What is expected:
Without the pictures, give the entries below again exactly as written.

------ Dataset

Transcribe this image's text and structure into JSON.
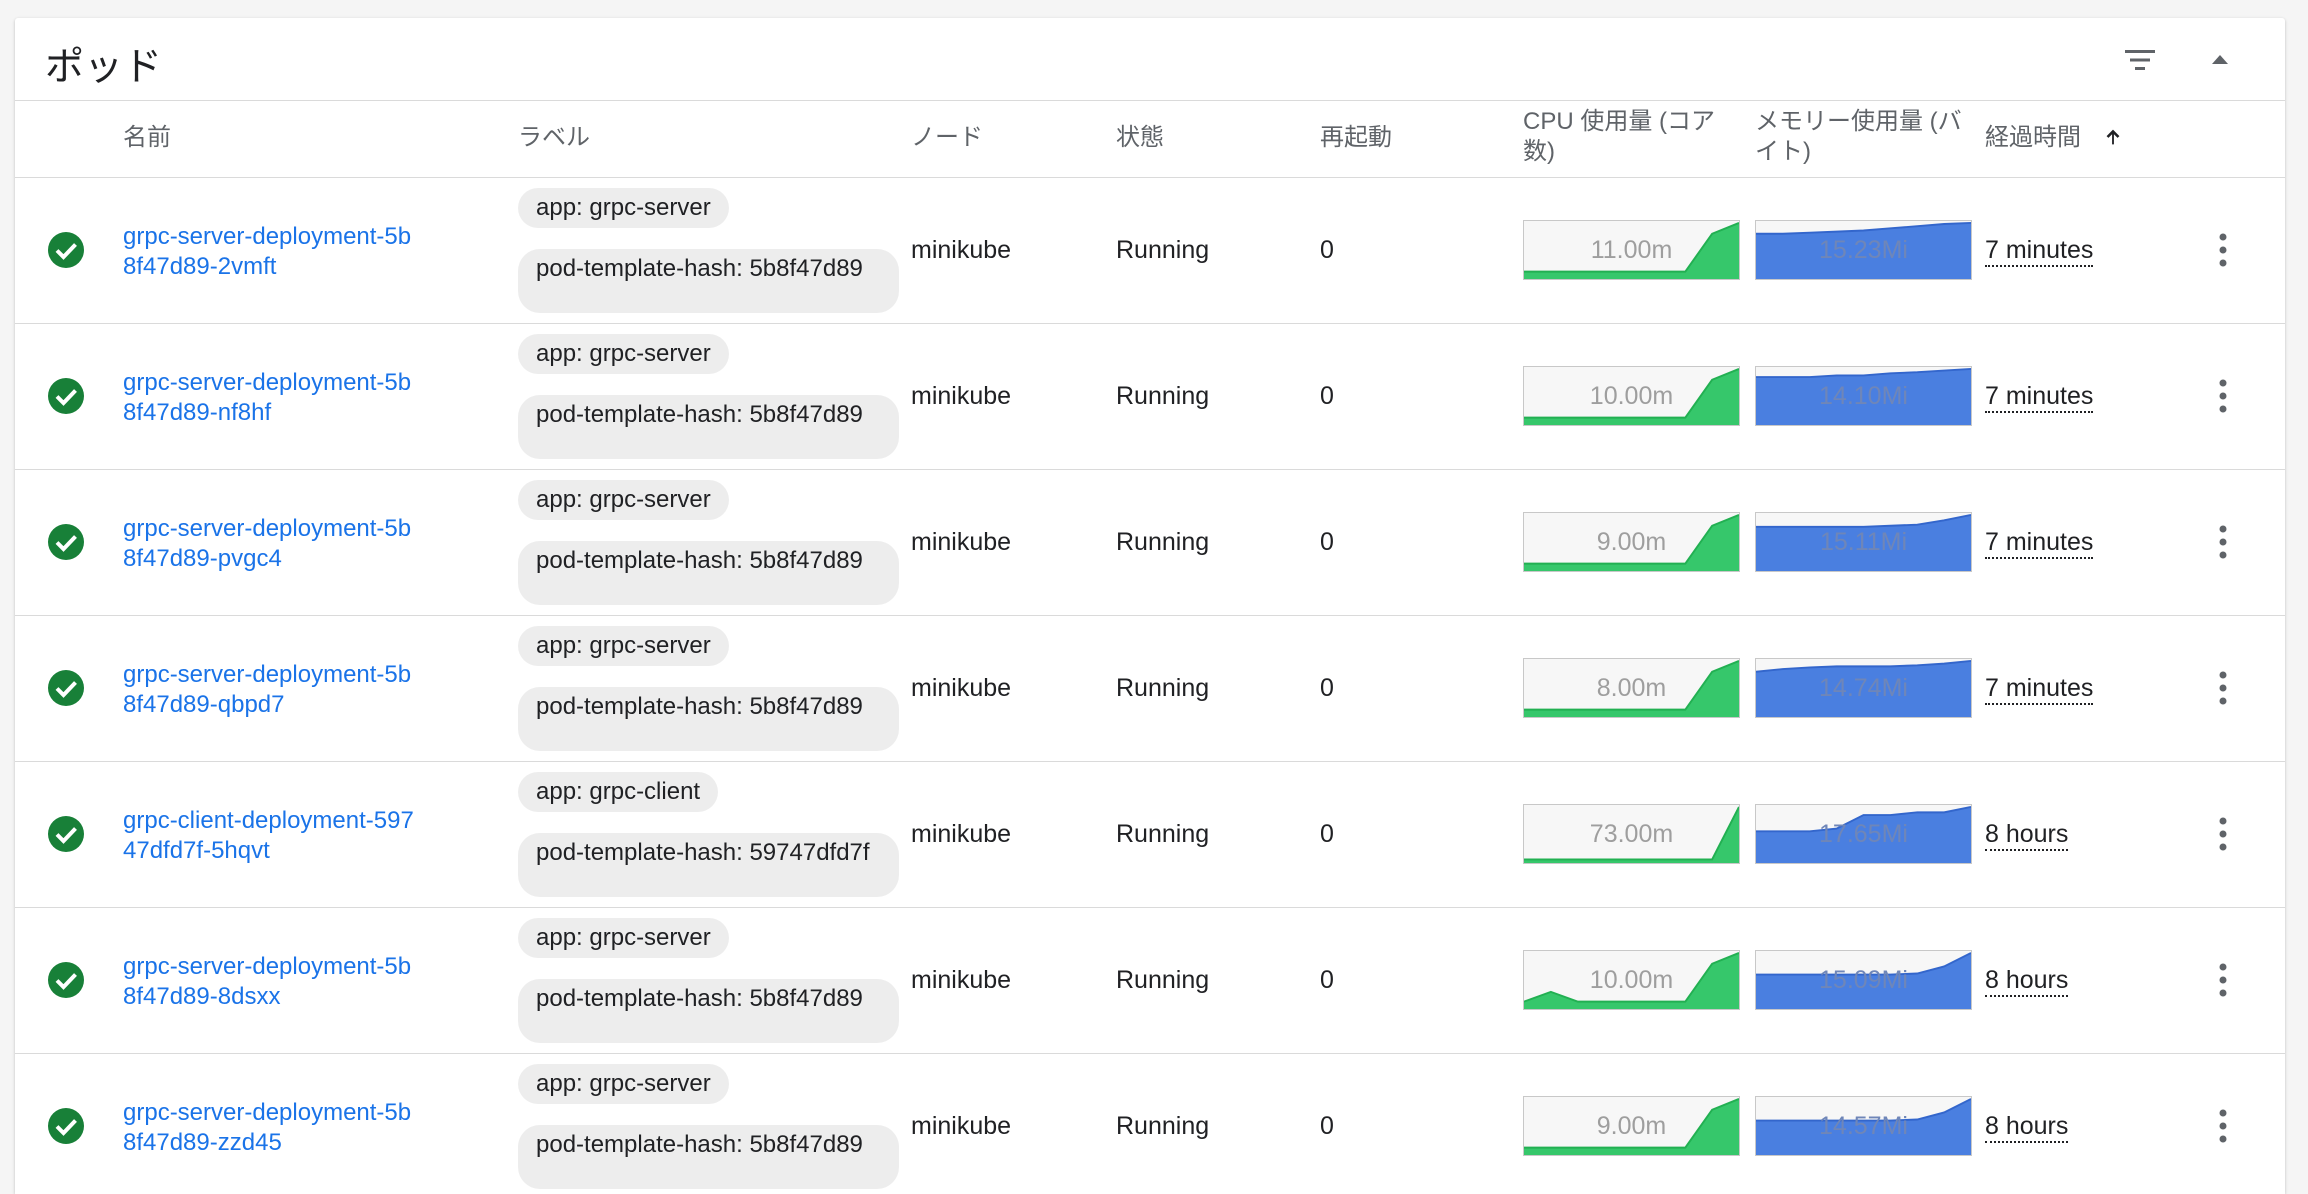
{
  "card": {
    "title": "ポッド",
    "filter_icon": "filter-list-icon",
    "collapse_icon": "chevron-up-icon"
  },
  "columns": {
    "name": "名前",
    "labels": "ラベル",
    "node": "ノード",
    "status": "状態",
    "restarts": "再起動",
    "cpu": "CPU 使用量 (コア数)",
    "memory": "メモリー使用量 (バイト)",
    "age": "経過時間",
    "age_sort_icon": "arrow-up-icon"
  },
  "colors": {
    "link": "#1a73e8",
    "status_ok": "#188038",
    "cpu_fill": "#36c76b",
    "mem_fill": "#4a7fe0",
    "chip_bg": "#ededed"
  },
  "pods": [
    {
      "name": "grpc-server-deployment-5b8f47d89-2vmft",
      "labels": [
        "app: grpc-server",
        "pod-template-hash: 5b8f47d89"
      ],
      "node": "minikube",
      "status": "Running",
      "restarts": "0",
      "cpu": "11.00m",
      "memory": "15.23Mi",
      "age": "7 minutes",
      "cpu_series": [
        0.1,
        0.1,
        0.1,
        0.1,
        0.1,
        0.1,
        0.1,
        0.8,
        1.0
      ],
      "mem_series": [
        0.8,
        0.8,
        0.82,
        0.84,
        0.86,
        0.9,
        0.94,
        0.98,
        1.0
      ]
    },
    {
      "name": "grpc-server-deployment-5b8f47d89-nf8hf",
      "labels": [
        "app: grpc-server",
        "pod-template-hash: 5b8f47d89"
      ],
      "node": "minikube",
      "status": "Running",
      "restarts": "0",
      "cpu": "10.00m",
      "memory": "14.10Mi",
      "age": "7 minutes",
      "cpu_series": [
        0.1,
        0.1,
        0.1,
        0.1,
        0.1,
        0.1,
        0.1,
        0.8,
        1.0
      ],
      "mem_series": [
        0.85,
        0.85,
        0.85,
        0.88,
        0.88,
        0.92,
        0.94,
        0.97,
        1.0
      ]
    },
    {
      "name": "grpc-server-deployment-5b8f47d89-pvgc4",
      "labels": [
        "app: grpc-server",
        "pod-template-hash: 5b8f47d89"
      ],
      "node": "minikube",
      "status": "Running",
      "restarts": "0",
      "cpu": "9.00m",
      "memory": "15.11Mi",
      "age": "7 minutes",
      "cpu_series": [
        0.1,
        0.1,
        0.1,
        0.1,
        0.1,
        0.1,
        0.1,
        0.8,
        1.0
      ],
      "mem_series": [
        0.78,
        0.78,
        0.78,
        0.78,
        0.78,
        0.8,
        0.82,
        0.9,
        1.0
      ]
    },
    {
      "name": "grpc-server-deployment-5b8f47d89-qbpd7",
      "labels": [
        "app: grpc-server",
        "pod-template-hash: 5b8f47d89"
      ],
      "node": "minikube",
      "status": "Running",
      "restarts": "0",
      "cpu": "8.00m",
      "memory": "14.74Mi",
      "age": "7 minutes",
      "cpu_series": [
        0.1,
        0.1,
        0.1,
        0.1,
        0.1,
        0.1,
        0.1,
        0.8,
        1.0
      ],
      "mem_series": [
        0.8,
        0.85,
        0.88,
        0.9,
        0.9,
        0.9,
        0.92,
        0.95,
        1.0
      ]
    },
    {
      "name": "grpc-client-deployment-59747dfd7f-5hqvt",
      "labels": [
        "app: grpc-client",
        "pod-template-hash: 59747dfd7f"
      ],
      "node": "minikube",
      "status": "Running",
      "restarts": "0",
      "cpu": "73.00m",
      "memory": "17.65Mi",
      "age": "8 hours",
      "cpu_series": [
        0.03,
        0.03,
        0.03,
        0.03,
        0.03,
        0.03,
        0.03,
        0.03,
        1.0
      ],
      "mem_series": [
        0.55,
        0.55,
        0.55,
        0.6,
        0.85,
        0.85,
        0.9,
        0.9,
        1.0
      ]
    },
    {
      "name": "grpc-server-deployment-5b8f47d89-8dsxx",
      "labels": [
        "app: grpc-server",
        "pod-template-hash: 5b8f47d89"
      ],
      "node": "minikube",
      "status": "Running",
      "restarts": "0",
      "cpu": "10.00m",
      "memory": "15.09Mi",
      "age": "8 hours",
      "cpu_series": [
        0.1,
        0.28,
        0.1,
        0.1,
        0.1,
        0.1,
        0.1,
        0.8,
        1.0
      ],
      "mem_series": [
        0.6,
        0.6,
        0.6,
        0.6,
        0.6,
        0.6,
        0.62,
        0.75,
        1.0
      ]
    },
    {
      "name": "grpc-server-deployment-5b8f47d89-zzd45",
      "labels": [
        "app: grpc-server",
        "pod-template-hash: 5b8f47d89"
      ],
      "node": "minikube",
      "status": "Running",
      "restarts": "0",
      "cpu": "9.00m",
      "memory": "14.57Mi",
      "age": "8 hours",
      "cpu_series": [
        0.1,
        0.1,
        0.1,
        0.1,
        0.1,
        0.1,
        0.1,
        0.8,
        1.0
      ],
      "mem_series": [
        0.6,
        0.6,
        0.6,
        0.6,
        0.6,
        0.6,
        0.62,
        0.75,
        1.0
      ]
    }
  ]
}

------------

Finished answer:
Transcribe this image's text and structure into JSON.
{
  "card": {
    "title": "ポッド",
    "filter_icon": "filter-list-icon",
    "collapse_icon": "chevron-up-icon"
  },
  "columns": {
    "name": "名前",
    "labels": "ラベル",
    "node": "ノード",
    "status": "状態",
    "restarts": "再起動",
    "cpu": "CPU 使用量 (コア数)",
    "memory": "メモリー使用量 (バイト)",
    "age": "経過時間",
    "age_sort_icon": "arrow-up-icon"
  },
  "colors": {
    "link": "#1a73e8",
    "status_ok": "#188038",
    "cpu_fill": "#36c76b",
    "mem_fill": "#4a7fe0",
    "chip_bg": "#ededed"
  },
  "pods": [
    {
      "name": "grpc-server-deployment-5b8f47d89-2vmft",
      "labels": [
        "app: grpc-server",
        "pod-template-hash: 5b8f47d89"
      ],
      "node": "minikube",
      "status": "Running",
      "restarts": "0",
      "cpu": "11.00m",
      "memory": "15.23Mi",
      "age": "7 minutes",
      "cpu_series": [
        0.1,
        0.1,
        0.1,
        0.1,
        0.1,
        0.1,
        0.1,
        0.8,
        1.0
      ],
      "mem_series": [
        0.8,
        0.8,
        0.82,
        0.84,
        0.86,
        0.9,
        0.94,
        0.98,
        1.0
      ]
    },
    {
      "name": "grpc-server-deployment-5b8f47d89-nf8hf",
      "labels": [
        "app: grpc-server",
        "pod-template-hash: 5b8f47d89"
      ],
      "node": "minikube",
      "status": "Running",
      "restarts": "0",
      "cpu": "10.00m",
      "memory": "14.10Mi",
      "age": "7 minutes",
      "cpu_series": [
        0.1,
        0.1,
        0.1,
        0.1,
        0.1,
        0.1,
        0.1,
        0.8,
        1.0
      ],
      "mem_series": [
        0.85,
        0.85,
        0.85,
        0.88,
        0.88,
        0.92,
        0.94,
        0.97,
        1.0
      ]
    },
    {
      "name": "grpc-server-deployment-5b8f47d89-pvgc4",
      "labels": [
        "app: grpc-server",
        "pod-template-hash: 5b8f47d89"
      ],
      "node": "minikube",
      "status": "Running",
      "restarts": "0",
      "cpu": "9.00m",
      "memory": "15.11Mi",
      "age": "7 minutes",
      "cpu_series": [
        0.1,
        0.1,
        0.1,
        0.1,
        0.1,
        0.1,
        0.1,
        0.8,
        1.0
      ],
      "mem_series": [
        0.78,
        0.78,
        0.78,
        0.78,
        0.78,
        0.8,
        0.82,
        0.9,
        1.0
      ]
    },
    {
      "name": "grpc-server-deployment-5b8f47d89-qbpd7",
      "labels": [
        "app: grpc-server",
        "pod-template-hash: 5b8f47d89"
      ],
      "node": "minikube",
      "status": "Running",
      "restarts": "0",
      "cpu": "8.00m",
      "memory": "14.74Mi",
      "age": "7 minutes",
      "cpu_series": [
        0.1,
        0.1,
        0.1,
        0.1,
        0.1,
        0.1,
        0.1,
        0.8,
        1.0
      ],
      "mem_series": [
        0.8,
        0.85,
        0.88,
        0.9,
        0.9,
        0.9,
        0.92,
        0.95,
        1.0
      ]
    },
    {
      "name": "grpc-client-deployment-59747dfd7f-5hqvt",
      "labels": [
        "app: grpc-client",
        "pod-template-hash: 59747dfd7f"
      ],
      "node": "minikube",
      "status": "Running",
      "restarts": "0",
      "cpu": "73.00m",
      "memory": "17.65Mi",
      "age": "8 hours",
      "cpu_series": [
        0.03,
        0.03,
        0.03,
        0.03,
        0.03,
        0.03,
        0.03,
        0.03,
        1.0
      ],
      "mem_series": [
        0.55,
        0.55,
        0.55,
        0.6,
        0.85,
        0.85,
        0.9,
        0.9,
        1.0
      ]
    },
    {
      "name": "grpc-server-deployment-5b8f47d89-8dsxx",
      "labels": [
        "app: grpc-server",
        "pod-template-hash: 5b8f47d89"
      ],
      "node": "minikube",
      "status": "Running",
      "restarts": "0",
      "cpu": "10.00m",
      "memory": "15.09Mi",
      "age": "8 hours",
      "cpu_series": [
        0.1,
        0.28,
        0.1,
        0.1,
        0.1,
        0.1,
        0.1,
        0.8,
        1.0
      ],
      "mem_series": [
        0.6,
        0.6,
        0.6,
        0.6,
        0.6,
        0.6,
        0.62,
        0.75,
        1.0
      ]
    },
    {
      "name": "grpc-server-deployment-5b8f47d89-zzd45",
      "labels": [
        "app: grpc-server",
        "pod-template-hash: 5b8f47d89"
      ],
      "node": "minikube",
      "status": "Running",
      "restarts": "0",
      "cpu": "9.00m",
      "memory": "14.57Mi",
      "age": "8 hours",
      "cpu_series": [
        0.1,
        0.1,
        0.1,
        0.1,
        0.1,
        0.1,
        0.1,
        0.8,
        1.0
      ],
      "mem_series": [
        0.6,
        0.6,
        0.6,
        0.6,
        0.6,
        0.6,
        0.62,
        0.75,
        1.0
      ]
    }
  ]
}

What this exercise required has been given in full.